§ **Dataset entries**:
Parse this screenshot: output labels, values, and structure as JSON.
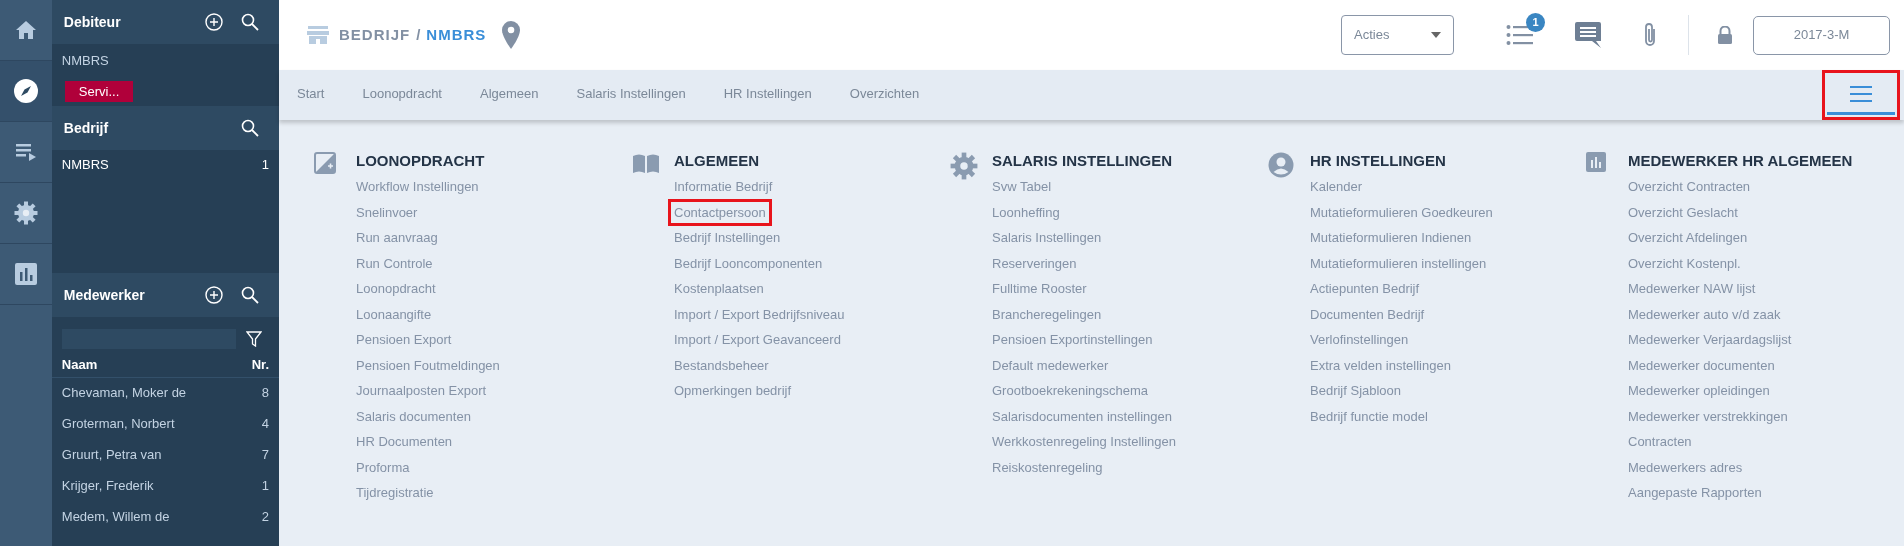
{
  "rail": [
    {
      "kind": "home",
      "selected": false
    },
    {
      "kind": "compass",
      "selected": true
    },
    {
      "kind": "list",
      "selected": false
    },
    {
      "kind": "settings",
      "selected": false
    },
    {
      "kind": "chart",
      "selected": false
    }
  ],
  "debiteur": {
    "title": "Debiteur",
    "name": "NMBRS",
    "badge": "Servi..."
  },
  "bedrijf": {
    "title": "Bedrijf",
    "rows": [
      {
        "name": "NMBRS",
        "nr": "1"
      }
    ]
  },
  "medewerker": {
    "title": "Medewerker",
    "columns": [
      "Naam",
      "Nr."
    ],
    "rows": [
      {
        "name": "Chevaman, Moker de",
        "nr": "8"
      },
      {
        "name": "Groterman, Norbert",
        "nr": "4"
      },
      {
        "name": "Gruurt, Petra van",
        "nr": "7"
      },
      {
        "name": "Krijger, Frederik",
        "nr": "1"
      },
      {
        "name": "Medem, Willem de",
        "nr": "2"
      }
    ]
  },
  "breadcrumb": {
    "section": "BEDRIJF",
    "separator": "/",
    "company": "NMBRS"
  },
  "actions": {
    "label": "Acties"
  },
  "notifications": {
    "count": "1"
  },
  "period": "2017-3-M",
  "tabs": [
    {
      "label": "Start",
      "selected": false
    },
    {
      "label": "Loonopdracht",
      "selected": false
    },
    {
      "label": "Algemeen",
      "selected": false
    },
    {
      "label": "Salaris Instellingen",
      "selected": false
    },
    {
      "label": "HR Instellingen",
      "selected": false
    },
    {
      "label": "Overzichten",
      "selected": false
    }
  ],
  "menu_button": {
    "selected": true,
    "highlighted": true
  },
  "menu": [
    {
      "kind": "edit",
      "title": "LOONOPDRACHT",
      "items": [
        {
          "label": "Workflow Instellingen",
          "highlighted": false
        },
        {
          "label": "Snelinvoer",
          "highlighted": false
        },
        {
          "label": "Run aanvraag",
          "highlighted": false
        },
        {
          "label": "Run Controle",
          "highlighted": false
        },
        {
          "label": "Loonopdracht",
          "highlighted": false
        },
        {
          "label": "Loonaangifte",
          "highlighted": false
        },
        {
          "label": "Pensioen Export",
          "highlighted": false
        },
        {
          "label": "Pensioen Foutmeldingen",
          "highlighted": false
        },
        {
          "label": "Journaalposten Export",
          "highlighted": false
        },
        {
          "label": "Salaris documenten",
          "highlighted": false
        },
        {
          "label": "HR Documenten",
          "highlighted": false
        },
        {
          "label": "Proforma",
          "highlighted": false
        },
        {
          "label": "Tijdregistratie",
          "highlighted": false
        }
      ]
    },
    {
      "kind": "book",
      "title": "ALGEMEEN",
      "items": [
        {
          "label": "Informatie Bedrijf",
          "highlighted": false
        },
        {
          "label": "Contactpersoon",
          "highlighted": true
        },
        {
          "label": "Bedrijf Instellingen",
          "highlighted": false
        },
        {
          "label": "Bedrijf Looncomponenten",
          "highlighted": false
        },
        {
          "label": "Kostenplaatsen",
          "highlighted": false
        },
        {
          "label": "Import / Export Bedrijfsniveau",
          "highlighted": false
        },
        {
          "label": "Import / Export Geavanceerd",
          "highlighted": false
        },
        {
          "label": "Bestandsbeheer",
          "highlighted": false
        },
        {
          "label": "Opmerkingen bedrijf",
          "highlighted": false
        }
      ]
    },
    {
      "kind": "gear",
      "title": "SALARIS INSTELLINGEN",
      "items": [
        {
          "label": "Svw Tabel",
          "highlighted": false
        },
        {
          "label": "Loonheffing",
          "highlighted": false
        },
        {
          "label": "Salaris Instellingen",
          "highlighted": false
        },
        {
          "label": "Reserveringen",
          "highlighted": false
        },
        {
          "label": "Fulltime Rooster",
          "highlighted": false
        },
        {
          "label": "Brancheregelingen",
          "highlighted": false
        },
        {
          "label": "Pensioen Exportinstellingen",
          "highlighted": false
        },
        {
          "label": "Default medewerker",
          "highlighted": false
        },
        {
          "label": "Grootboekrekeningschema",
          "highlighted": false
        },
        {
          "label": "Salarisdocumenten instellingen",
          "highlighted": false
        },
        {
          "label": "Werkkostenregeling Instellingen",
          "highlighted": false
        },
        {
          "label": "Reiskostenregeling",
          "highlighted": false
        }
      ]
    },
    {
      "kind": "person",
      "title": "HR INSTELLINGEN",
      "items": [
        {
          "label": "Kalender",
          "highlighted": false
        },
        {
          "label": "Mutatieformulieren Goedkeuren",
          "highlighted": false
        },
        {
          "label": "Mutatieformulieren Indienen",
          "highlighted": false
        },
        {
          "label": "Mutatieformulieren instellingen",
          "highlighted": false
        },
        {
          "label": "Actiepunten Bedrijf",
          "highlighted": false
        },
        {
          "label": "Documenten Bedrijf",
          "highlighted": false
        },
        {
          "label": "Verlofinstellingen",
          "highlighted": false
        },
        {
          "label": "Extra velden instellingen",
          "highlighted": false
        },
        {
          "label": "Bedrijf Sjabloon",
          "highlighted": false
        },
        {
          "label": "Bedrijf functie model",
          "highlighted": false
        }
      ]
    },
    {
      "kind": "chart",
      "title": "MEDEWERKER HR ALGEMEEN",
      "items": [
        {
          "label": "Overzicht Contracten",
          "highlighted": false
        },
        {
          "label": "Overzicht Geslacht",
          "highlighted": false
        },
        {
          "label": "Overzicht Afdelingen",
          "highlighted": false
        },
        {
          "label": "Overzicht Kostenpl.",
          "highlighted": false
        },
        {
          "label": "Medewerker NAW lijst",
          "highlighted": false
        },
        {
          "label": "Medewerker auto v/d zaak",
          "highlighted": false
        },
        {
          "label": "Medewerker Verjaardagslijst",
          "highlighted": false
        },
        {
          "label": "Medewerker documenten",
          "highlighted": false
        },
        {
          "label": "Medewerker opleidingen",
          "highlighted": false
        },
        {
          "label": "Medewerker verstrekkingen",
          "highlighted": false
        },
        {
          "label": "Contracten",
          "highlighted": false
        },
        {
          "label": "Medewerkers adres",
          "highlighted": false
        },
        {
          "label": "Aangepaste Rapporten",
          "highlighted": false
        }
      ]
    }
  ]
}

§ **Stated goal**:
Find each line with the string "NMBRS" and copy it out.

§ **Output below**:
    "name": "NMBRS",
        "name": "NMBRS",
    "company": "NMBRS"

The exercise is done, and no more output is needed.